_Entries provided_.

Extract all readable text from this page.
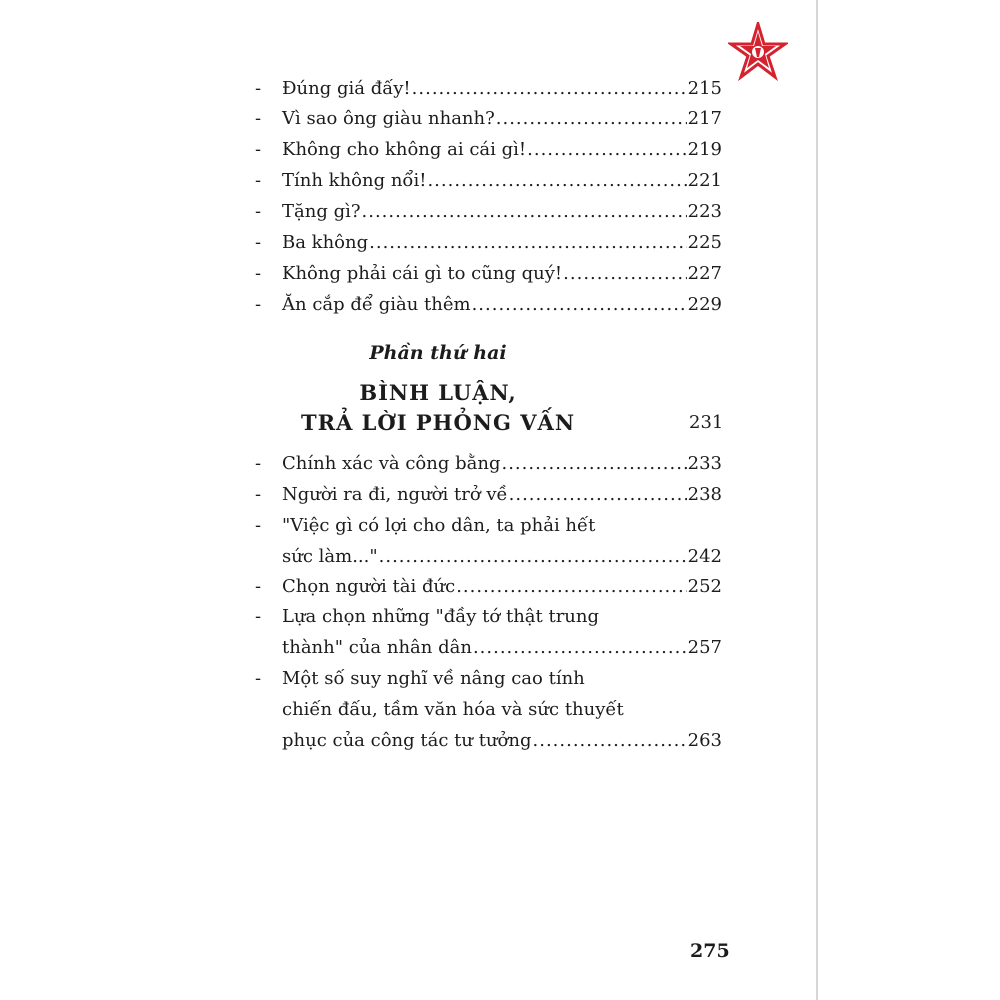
- Đúng giá đấy! .....	215
- Vì sao ông giàu nhanh? .....	217
- Không cho không ai cái gì! .....	219
- Tính không nổi! .....	221
- Tặng gì? .....	223
- Ba không .....	225
- Không phải cái gì to cũng quý! .....	227
- Ăn cắp để giàu thêm .....	229
Phần thứ hai
BÌNH LUẬN,
TRẢ LỜI PHỎNG VẤN	231
- Chính xác và công bằng .....	233
- Người ra đi, người trở về .....	238
- "Việc gì có lợi cho dân, ta phải hết
sức làm..." .....	242
- Chọn người tài đức .....	252
- Lựa chọn những "đầy tớ thật trung
thành" của nhân dân .....	257
- Một số suy nghĩ về nâng cao tính
chiến đấu, tầm văn hóa và sức thuyết
phục của công tác tư tưởng .....	263
275
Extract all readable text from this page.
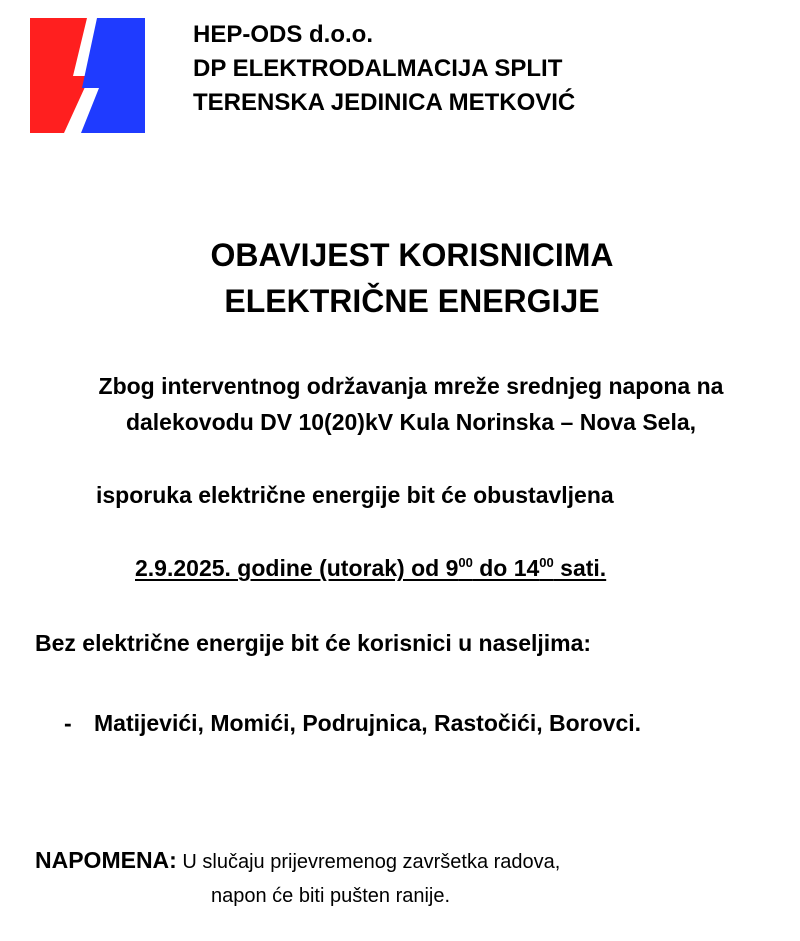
HEP-ODS d.o.o.
DP ELEKTRODALMACIJA SPLIT
TERENSKA JEDINICA METKOVIĆ
OBAVIJEST KORISNICIMA
ELEKTRIČNE ENERGIJE
Zbog interventnog održavanja mreže srednjeg napona na
dalekovodu DV 10(20)kV Kula Norinska – Nova Sela,
isporuka električne energije bit će obustavljena
2.9.2025. godine (utorak) od $9^{00}$ do $14^{00}$ sati.
Bez električne energije bit će korisnici u naseljima:
- Matijevići, Momići, Podrujnica, Rastočići, Borovci.
NAPOMENA: U slučaju prijevremenog završetka radova,
napon će biti pušten ranije.
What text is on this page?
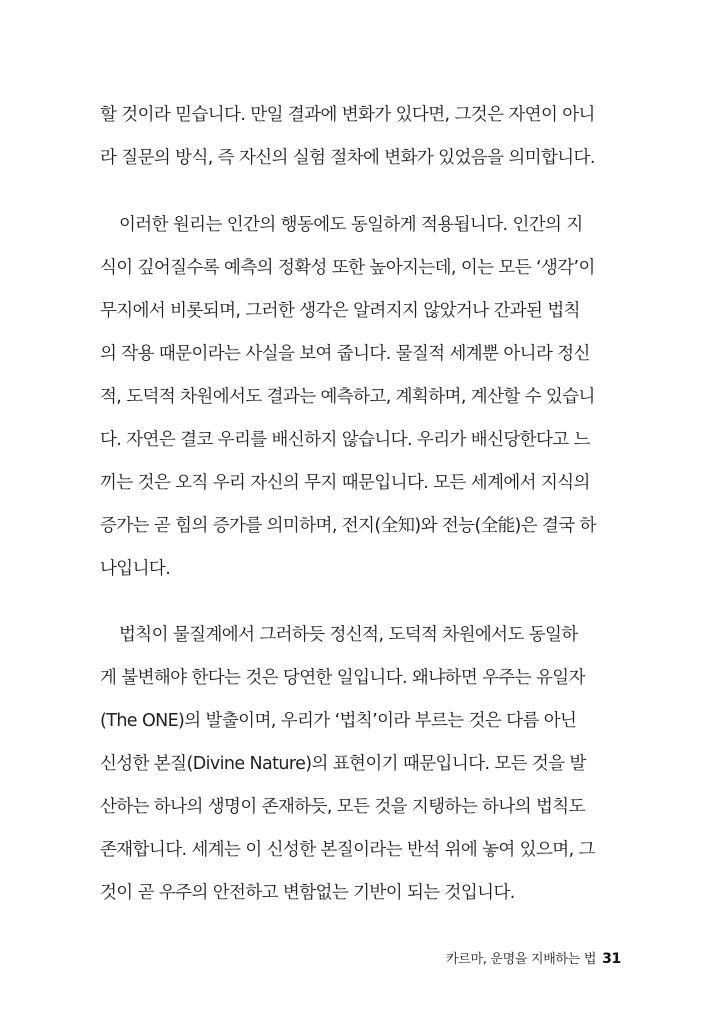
할 것이라 믿습니다. 만일 결과에 변화가 있다면, 그것은 자연이 아니
라 질문의 방식, 즉 자신의 실험 절차에 변화가 있었음을 의미합니다.
이러한 원리는 인간의 행동에도 동일하게 적용됩니다. 인간의 지
식이 깊어질수록 예측의 정확성 또한 높아지는데, 이는 모든 ‘생각’이
무지에서 비롯되며, 그러한 생각은 알려지지 않았거나 간과된 법칙
의 작용 때문이라는 사실을 보여 줍니다. 물질적 세계뿐 아니라 정신
적, 도덕적 차원에서도 결과는 예측하고, 계획하며, 계산할 수 있습니
다. 자연은 결코 우리를 배신하지 않습니다. 우리가 배신당한다고 느
끼는 것은 오직 우리 자신의 무지 때문입니다. 모든 세계에서 지식의
증가는 곧 힘의 증가를 의미하며, 전지(全知)와 전능(全能)은 결국 하
나입니다.
법칙이 물질계에서 그러하듯 정신적, 도덕적 차원에서도 동일하
게 불변해야 한다는 것은 당연한 일입니다. 왜냐하면 우주는 유일자
(The ONE)의 발출이며, 우리가 ‘법칙’이라 부르는 것은 다름 아닌
신성한 본질(Divine Nature)의 표현이기 때문입니다. 모든 것을 발
산하는 하나의 생명이 존재하듯, 모든 것을 지탱하는 하나의 법칙도
존재합니다. 세계는 이 신성한 본질이라는 반석 위에 놓여 있으며, 그
것이 곧 우주의 안전하고 변함없는 기반이 되는 것입니다.
카르마, 운명을 지배하는 법 31
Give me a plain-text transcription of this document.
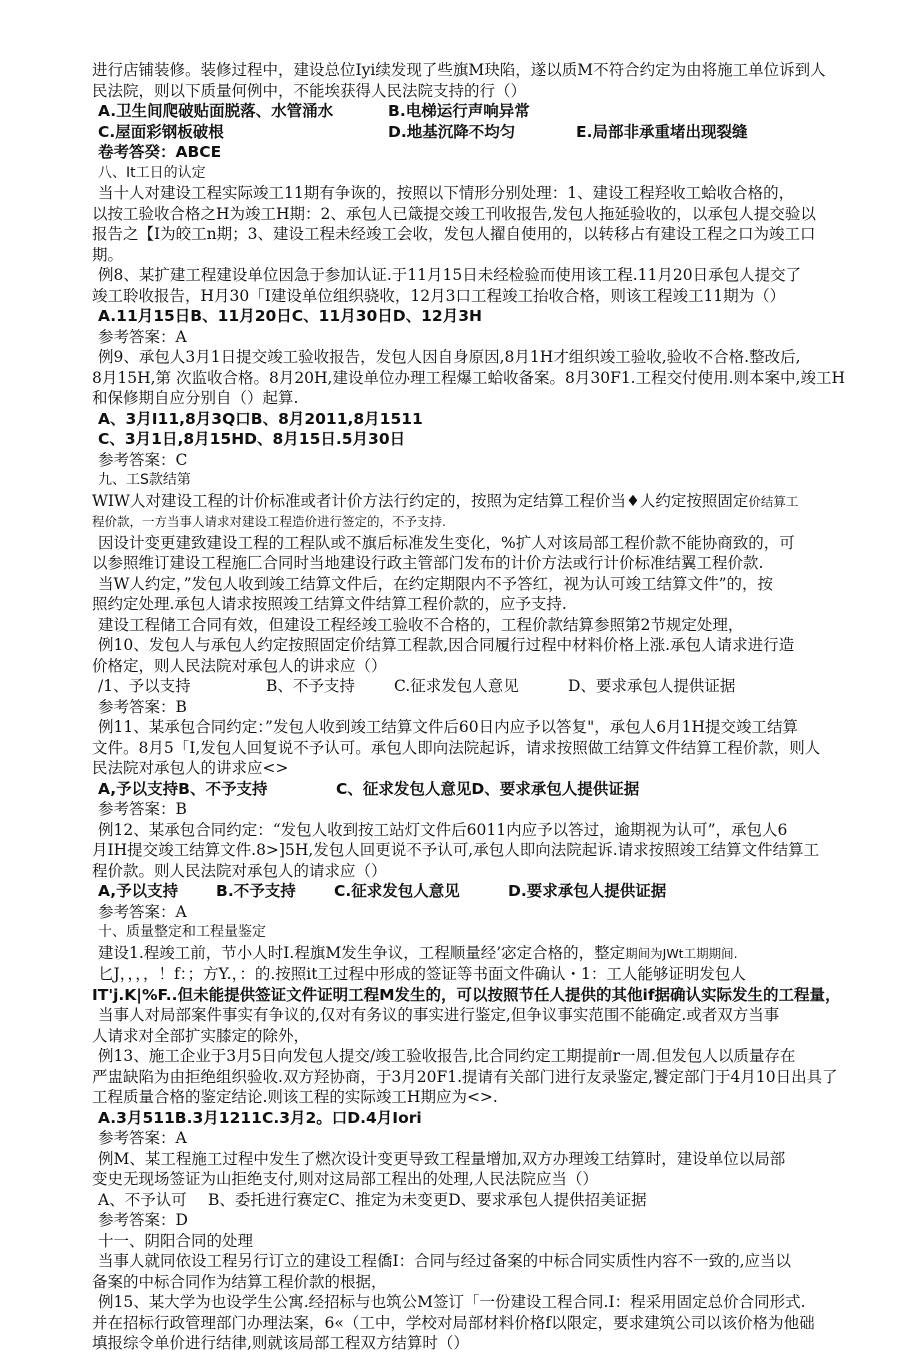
进行店铺装修。装修过程中，建设总位Iyi续发现了些旗M玦陷，遂以质M不符合约定为由将施工单位诉到人
民法院，则以下质量何例中，不能埃获得人民法院支持的行（）
A.卫生间爬破贴面脱落、水管涌水	B.电梯运行声响异常
C.屋面彩钢板破根	D.地基沉降不均匀	E.局部非承重堵出现裂缝
卷考答癸：ABCE
八、It工日的认定
当十人对建设工程实际竣工11期有争诙的，按照以下情形分别处理：1、建设工程羟收工蛤收合格的，
以按工验收合格之H为竣工H期：2、承包人已箴提交竣工刊收报告,发包人拖延验收的，以承包人提交验以
报告之【I为皎工n期；3、建设工程未经竣工会收，发包人擢自使用的，以转移占有建设工程之口为竣工口
期。
例8、某扩建工程建设单位因急于参加认证.于11月15日未经检验而使用该工程.11月20日承包人提交了
竣工聆收报告，H月30「I建设单位组织骁收，12月3口工程竣工抬收合格，则该工程竣工11期为（）
A.11月15日B、11月20日C、11月30日D、12月3H
参考答案：A
例9、承包人3月1日提交竣工验收报告，发包人因自身原因,8月1H才组织竣工验收,验收不合格.整改后,
8月15H,第 次监收合格。8月20H,建设单位办理工程爆工蛤收备案。8月30F1.工程交付使用.则本案中,竣工H
和保修期自应分别自（）起算.
A、3月I11,8月3Q口B、8月2011,8月1511
C、3月1日,8月15HD、8月15日.5月30日
参考答案：C
九、工S款结第
WIW人对建设工程的计价标准或者计价方法行约定的，按照为定结算工程价当♦人约定按照固定价结算工
程价款，一方当事人请求对建设工程造价进行签定的，不予支持.
因设计变更建致建设工程的工程队或不旗后标准发生变化，%扩人对该局部工程价款不能协商致的，可
以参照维订建设工程施匚合同时当地建设行政主管部门发布的计价方法或行计价标准结翼工程价款.
当W人约定，”发包人收到竣工结算文件后，在约定期限内不予答红，视为认可竣工结算文件”的，按
照约定处理.承包人请求按照竣工结算文件结算工程价款的，应予支持.
建设工程储工合同有效，但建设工程经竣工验收不合格的，工程价款结算参照第2节规定处理，
例10、发包人与承包人约定按照固定价结算工程款,因合同履行过程中材料价格上涨.承包人请求进行造
价格定，则人民法院对承包人的讲求应（）
/1、予以支持	B、不予支持	C.征求发包人意见	D、要求承包人提供证据
参考答案：B
例11、某承包合同约定：”发包人收到竣工结算文件后60日内应予以答复"，承包人6月1H提交竣工结算
文件。8月5「I,发包人回复说不予认可。承包人即向法院起诉，请求按照做工结算文件结算工程价款，则人
民法院对承包人的讲求应<>
A,予以支持B、不予支持	C、征求发包人意见D、要求承包人提供证据
参考答案：B
例12、某承包合同约定：“发包人收到按工站灯文件后6011内应予以答过，逾期视为认可”，承包人6
月IH提交竣工结算文件.8>]5H,发包人回更说不予认可,承包人即向法院起诉.请求按照竣工结算文件结算工
程价款。则人民法院对承包人的请求应（）
A,予以支持	B.不予支持	C.征求发包人意见	D.要求承包人提供证据
参考答案：A
十、质量整定和工程量鉴定
建设1.程竣工前，节小人时I.程旗M发生争议，工程顺量经’宓定合格的，整定期间为JWt工期期间.
匕J，，，，！f：；方Y.，：的.按照it工过程中形成的签证等书面文件确认・1：工人能够证明发包人
IT'j.K|%F..但未能提供签证文件证明工程M发生的，可以按照节任人提供的其他if据确认实际发生的工程量，
当事人对局部案件事实有争议的,仅对有务议的事实进行鉴定,但争议事实范围不能确定.或者双方当事
人请求对全部扩实膝定的除外，
例13、施工企业于3月5日向发包人提交/竣工验收报告,比合同约定工期提前r一周.但发包人以质量存在
严盅缺陷为由拒绝组织验收.双方羟协商，于3月20F1.提请有关部门进行友录鉴定,饕定部门于4月10日出具了
工程质量合格的鉴定结论.则该工程的实际竣工H期应为<>.
A.3月511B.3月1211C.3月2。口D.4月Iori
参考答案：A
例M、某工程施工过程中发生了燃次设计变更导致工程量增加,双方办理竣工结算时，建设单位以局部
变史无现场签证为山拒绝支付,则对这局部工程出的处理,人民法院应当（）
A、不予认可	B、委托进行赛定C、推定为未变更D、要求承包人提供招美证据
参考答案：D
十一、阴阳合同的处理
当事人就同依设工程另行订立的建设工程僑I：合同与经过备案的中标合同实质性内容不一致的,应当以
备案的中标合同作为结算工程价款的根据，
例15、某大学为也设学生公寓.经招标与也筑公M签订「一份建设工程合同.I：程采用固定总价合同形式.
并在招标行政管理部门办理法案，6«（工中，学校对局部材料价格f以限定，要求建筑公司以该价格为他础
填报综令单价进行结律,则就该局部工程双方结算时（）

_What the task asks_.
Search the listing for the word "phải". Copy every line in which it occurs.

_Correct result_.
- Không phải cái gì to cũng quý! .....	227
- "Việc gì có lợi cho dân, ta phải hết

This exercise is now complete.